▸ **Exercise objective**
Copy each line holding the string "aggiungendo".

▸ **Dataset items**
==========

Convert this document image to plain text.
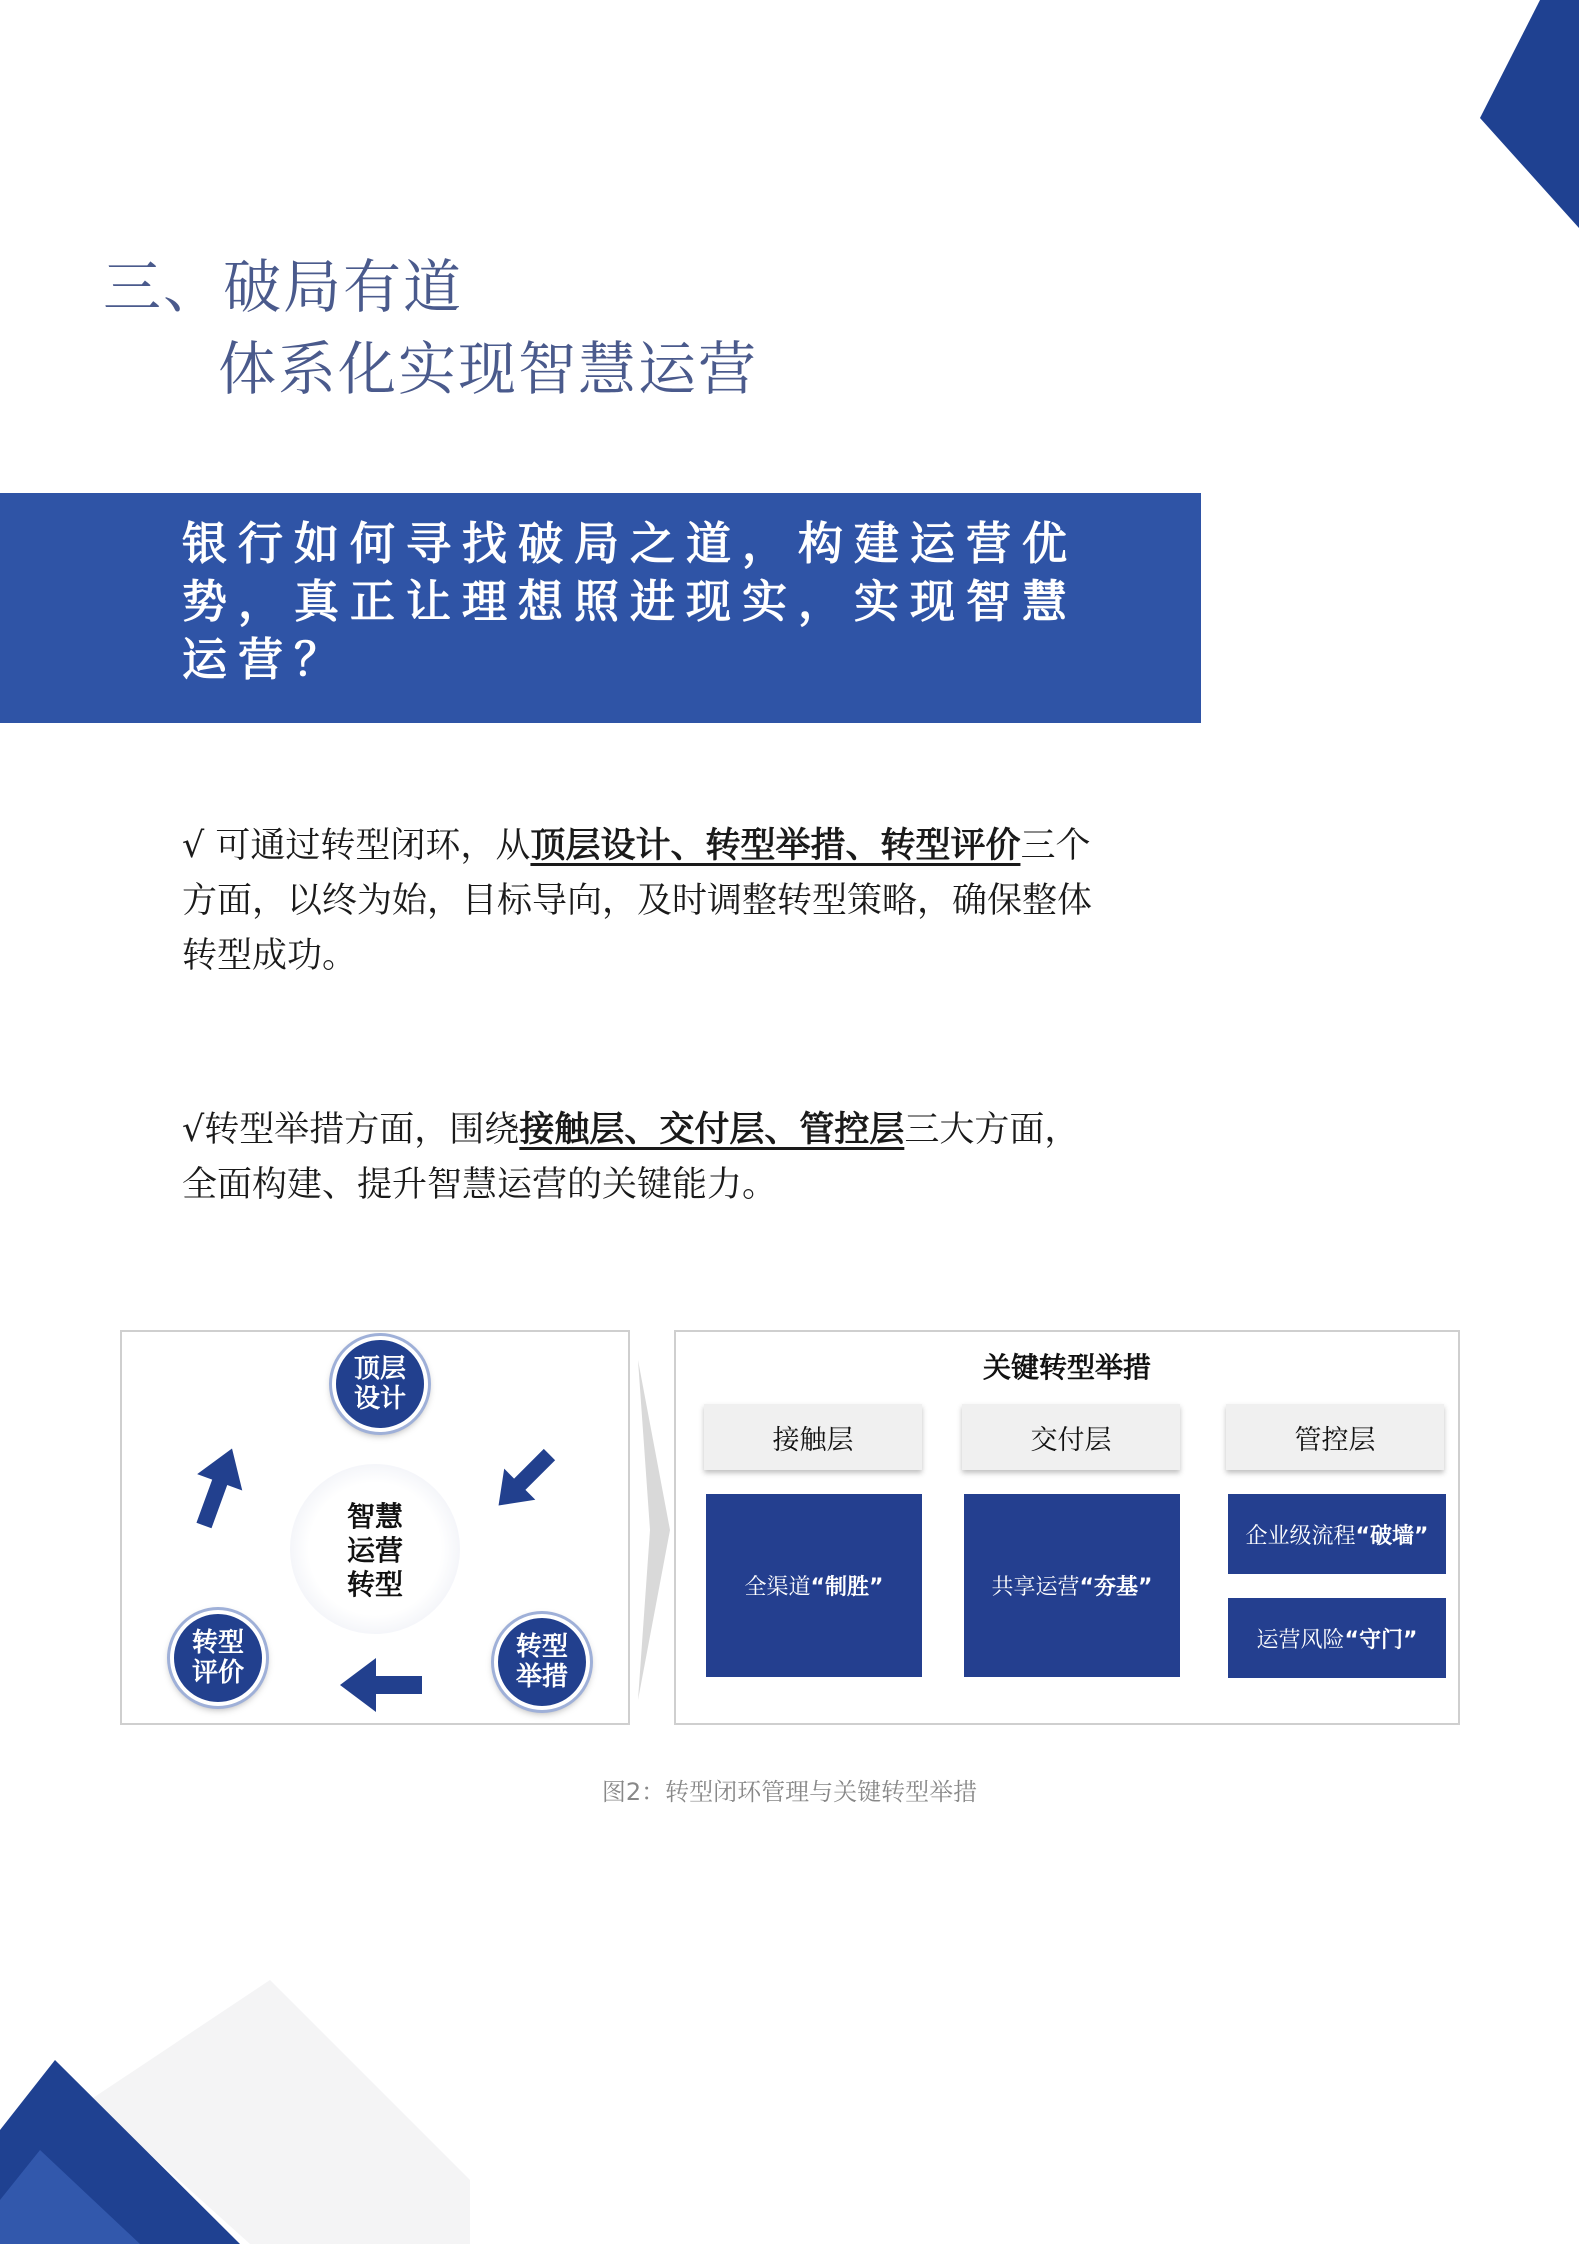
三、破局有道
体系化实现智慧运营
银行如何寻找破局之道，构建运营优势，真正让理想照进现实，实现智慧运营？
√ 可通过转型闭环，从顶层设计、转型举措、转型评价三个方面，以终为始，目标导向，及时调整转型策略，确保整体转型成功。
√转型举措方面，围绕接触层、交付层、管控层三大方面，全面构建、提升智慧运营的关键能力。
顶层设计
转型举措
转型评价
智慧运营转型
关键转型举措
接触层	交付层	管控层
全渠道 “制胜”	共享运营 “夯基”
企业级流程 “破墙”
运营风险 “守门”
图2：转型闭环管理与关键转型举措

==========

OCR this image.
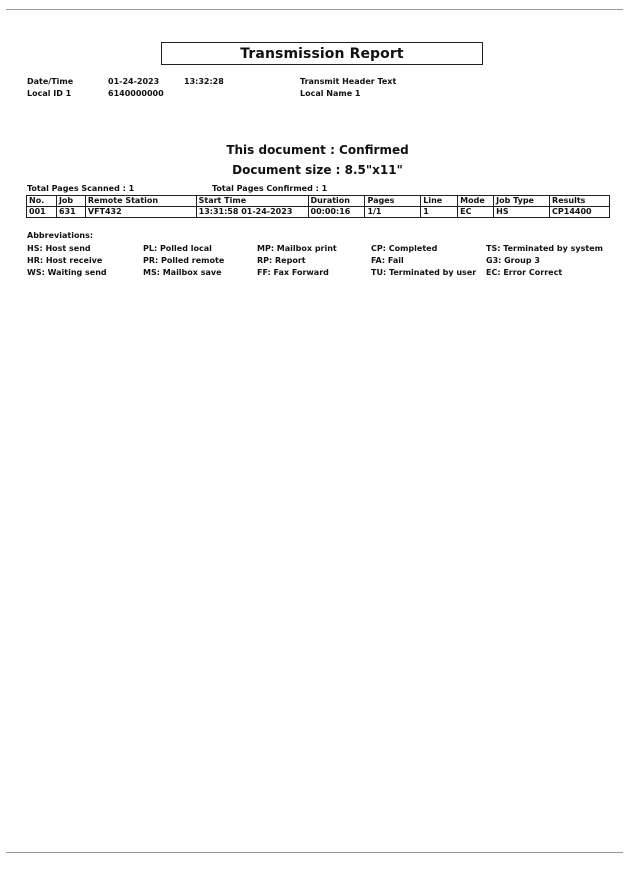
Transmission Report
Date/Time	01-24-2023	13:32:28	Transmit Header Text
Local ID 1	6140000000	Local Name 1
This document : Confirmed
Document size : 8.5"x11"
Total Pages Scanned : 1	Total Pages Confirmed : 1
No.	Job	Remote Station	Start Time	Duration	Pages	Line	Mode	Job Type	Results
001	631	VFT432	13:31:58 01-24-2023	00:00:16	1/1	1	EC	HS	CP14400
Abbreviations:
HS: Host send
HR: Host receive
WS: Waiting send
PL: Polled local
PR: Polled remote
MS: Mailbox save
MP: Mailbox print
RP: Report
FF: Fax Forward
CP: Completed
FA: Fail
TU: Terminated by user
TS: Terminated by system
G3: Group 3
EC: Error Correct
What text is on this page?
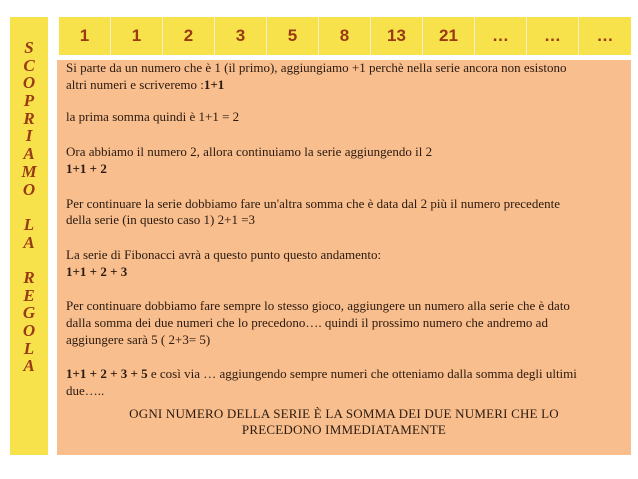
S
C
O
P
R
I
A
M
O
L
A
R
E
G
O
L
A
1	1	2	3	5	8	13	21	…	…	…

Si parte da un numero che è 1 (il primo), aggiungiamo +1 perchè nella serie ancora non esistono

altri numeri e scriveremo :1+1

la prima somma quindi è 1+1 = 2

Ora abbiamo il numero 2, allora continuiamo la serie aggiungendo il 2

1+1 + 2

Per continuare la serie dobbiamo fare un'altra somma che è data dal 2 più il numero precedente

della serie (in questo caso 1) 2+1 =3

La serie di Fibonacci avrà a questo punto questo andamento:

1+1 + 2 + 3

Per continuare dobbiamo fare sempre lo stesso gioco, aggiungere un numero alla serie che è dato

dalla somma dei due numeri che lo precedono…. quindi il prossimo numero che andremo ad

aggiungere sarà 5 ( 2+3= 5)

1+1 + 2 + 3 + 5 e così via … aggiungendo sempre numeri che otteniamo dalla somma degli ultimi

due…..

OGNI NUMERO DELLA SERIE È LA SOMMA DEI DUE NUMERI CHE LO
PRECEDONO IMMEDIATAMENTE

==========

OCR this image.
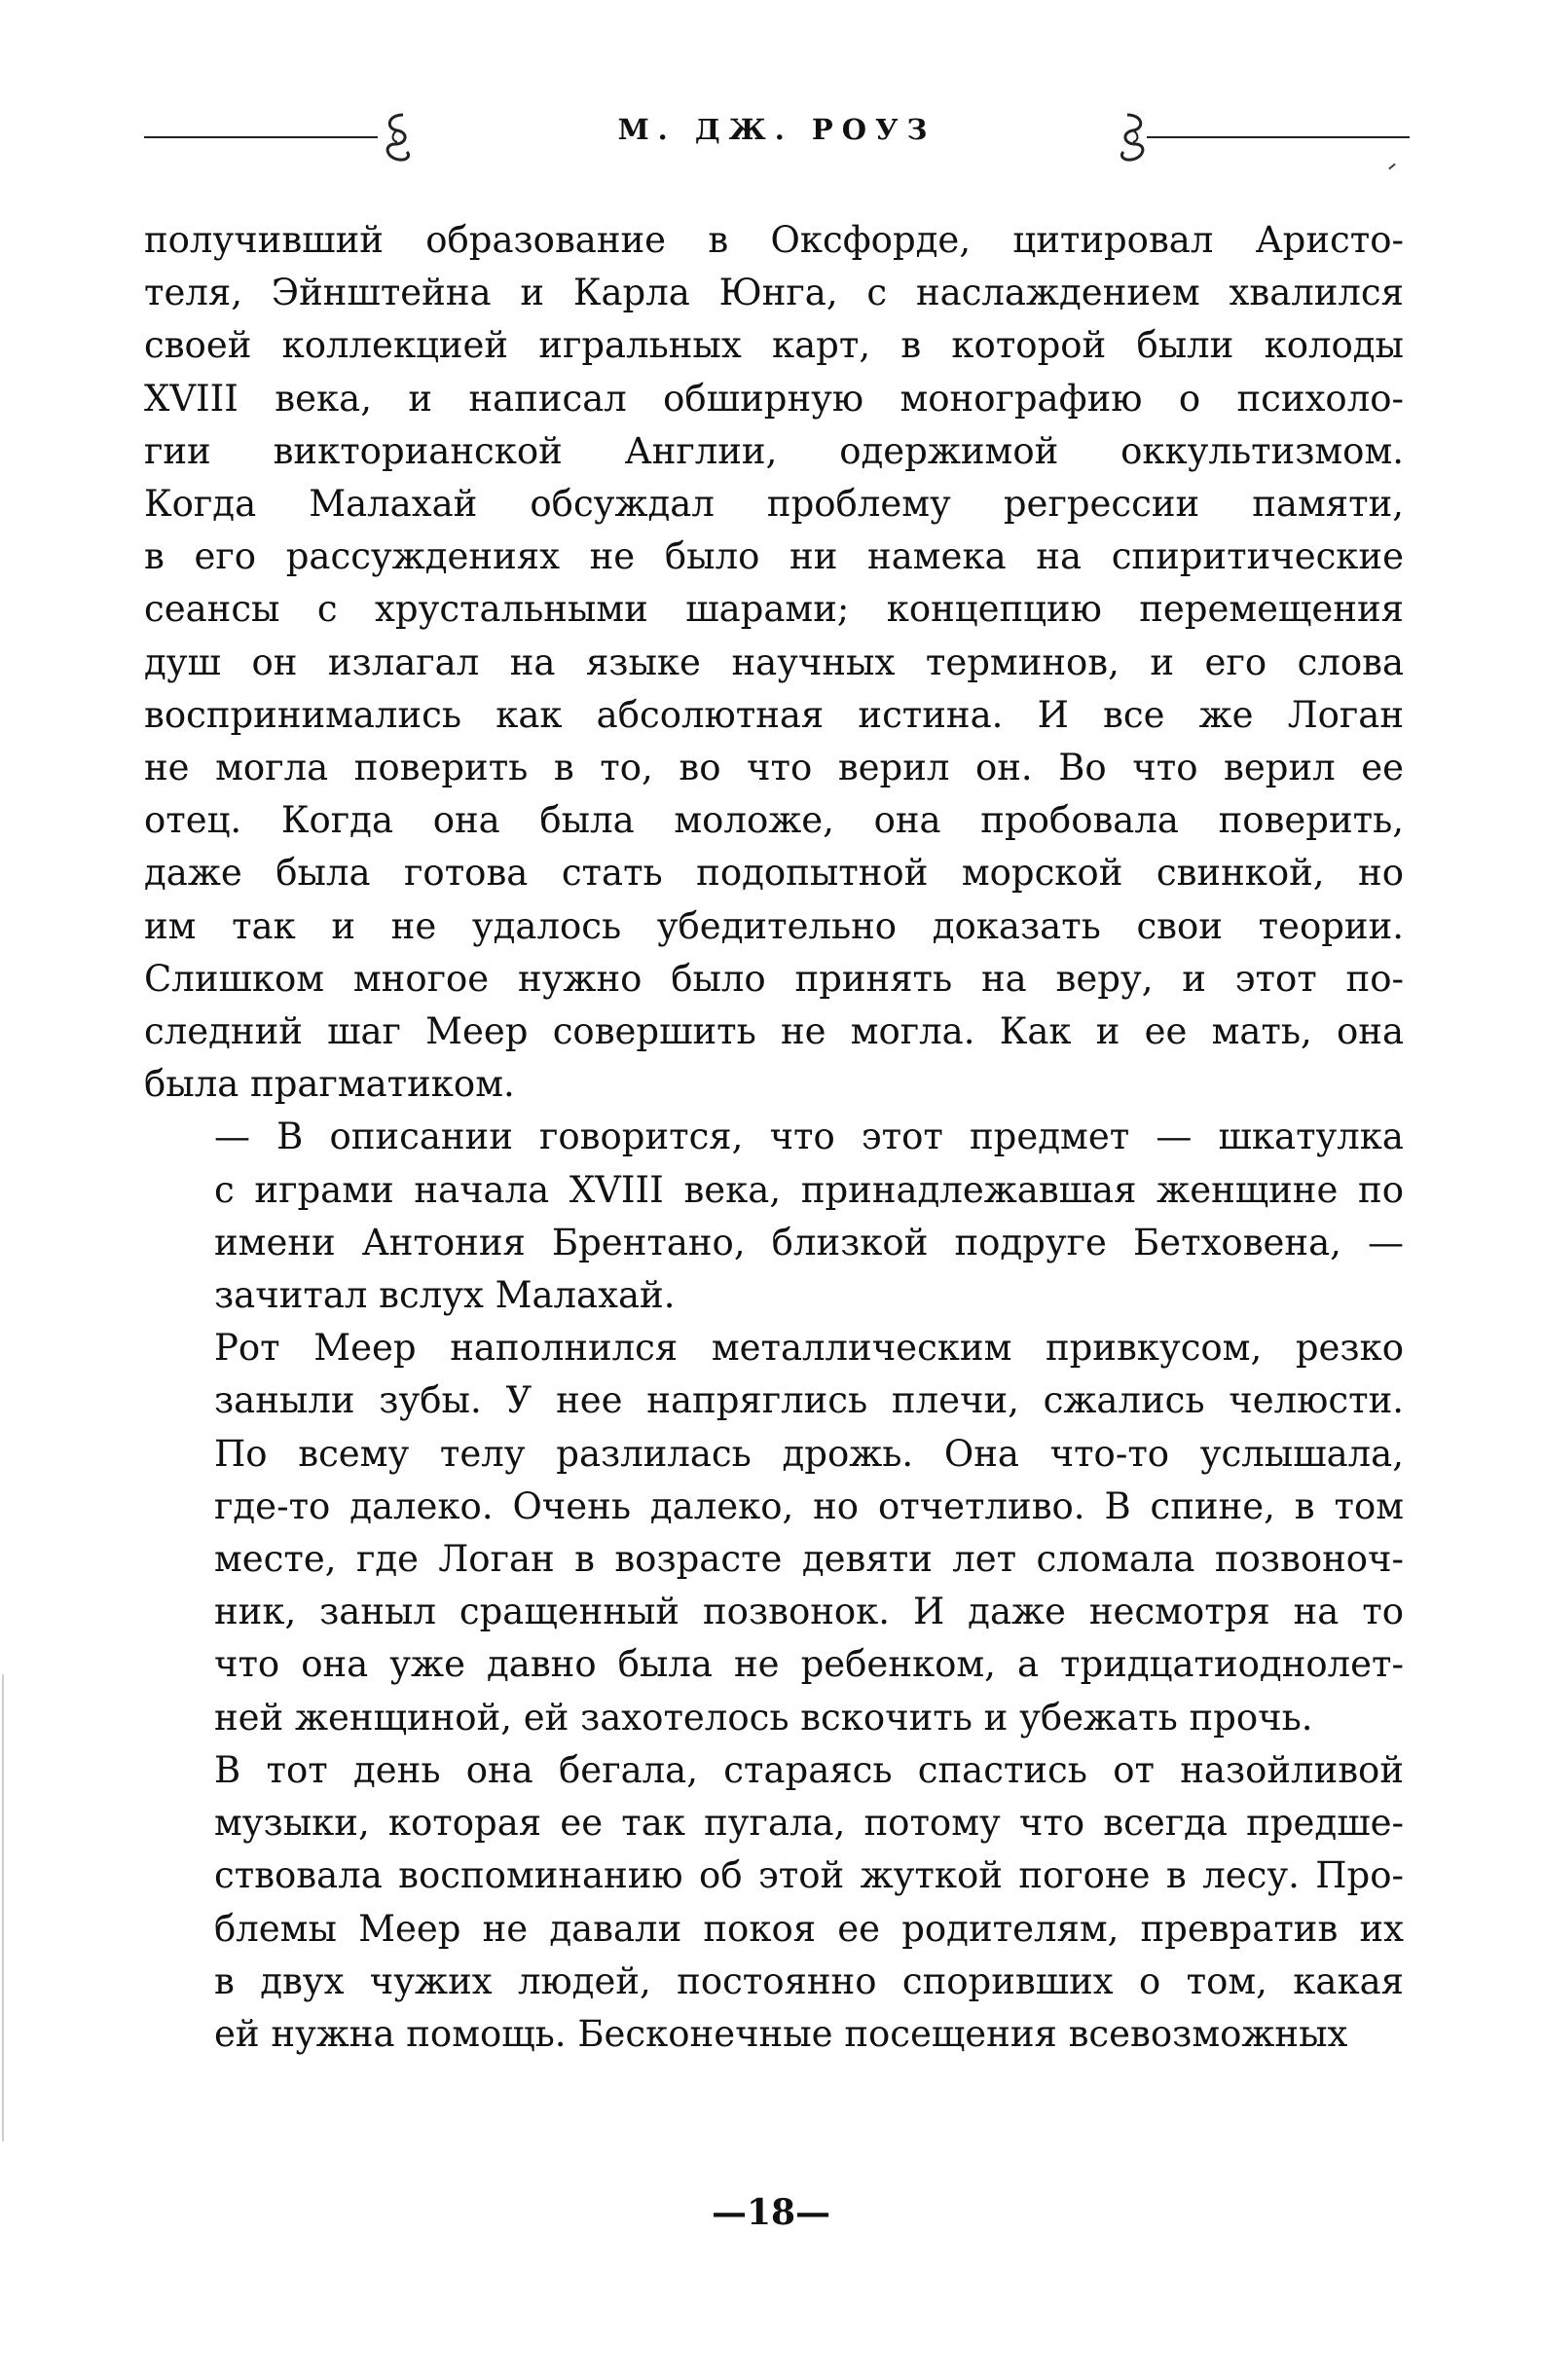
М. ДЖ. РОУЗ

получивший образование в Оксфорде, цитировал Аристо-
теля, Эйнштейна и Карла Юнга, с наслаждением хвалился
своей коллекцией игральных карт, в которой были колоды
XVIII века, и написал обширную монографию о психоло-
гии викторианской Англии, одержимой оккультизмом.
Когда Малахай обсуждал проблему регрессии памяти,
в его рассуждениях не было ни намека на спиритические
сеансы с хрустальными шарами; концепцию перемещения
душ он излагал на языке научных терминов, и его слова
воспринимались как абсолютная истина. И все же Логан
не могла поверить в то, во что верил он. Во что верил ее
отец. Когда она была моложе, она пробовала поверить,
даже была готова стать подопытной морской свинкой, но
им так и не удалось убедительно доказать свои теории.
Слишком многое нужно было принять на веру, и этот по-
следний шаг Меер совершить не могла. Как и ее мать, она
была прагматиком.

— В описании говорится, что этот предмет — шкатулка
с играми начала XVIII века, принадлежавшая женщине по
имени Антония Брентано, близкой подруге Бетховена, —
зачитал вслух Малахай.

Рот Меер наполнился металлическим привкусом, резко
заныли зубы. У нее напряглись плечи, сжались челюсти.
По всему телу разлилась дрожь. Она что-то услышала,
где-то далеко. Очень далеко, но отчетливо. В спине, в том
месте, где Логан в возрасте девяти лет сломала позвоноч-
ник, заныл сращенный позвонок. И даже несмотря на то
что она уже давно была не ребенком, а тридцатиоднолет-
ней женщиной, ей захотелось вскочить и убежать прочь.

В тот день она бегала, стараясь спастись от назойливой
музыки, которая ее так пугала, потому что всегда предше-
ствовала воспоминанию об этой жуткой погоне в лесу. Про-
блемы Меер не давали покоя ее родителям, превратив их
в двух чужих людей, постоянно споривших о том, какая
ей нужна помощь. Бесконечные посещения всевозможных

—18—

==========

▸ **Response below**
Ora abbiamo il numero 2, allora continuiamo la serie aggiungendo il 2
1+1 + 2 + 3 + 5 e così via … aggiungendo sempre numeri che otteniamo dalla somma degli ultimi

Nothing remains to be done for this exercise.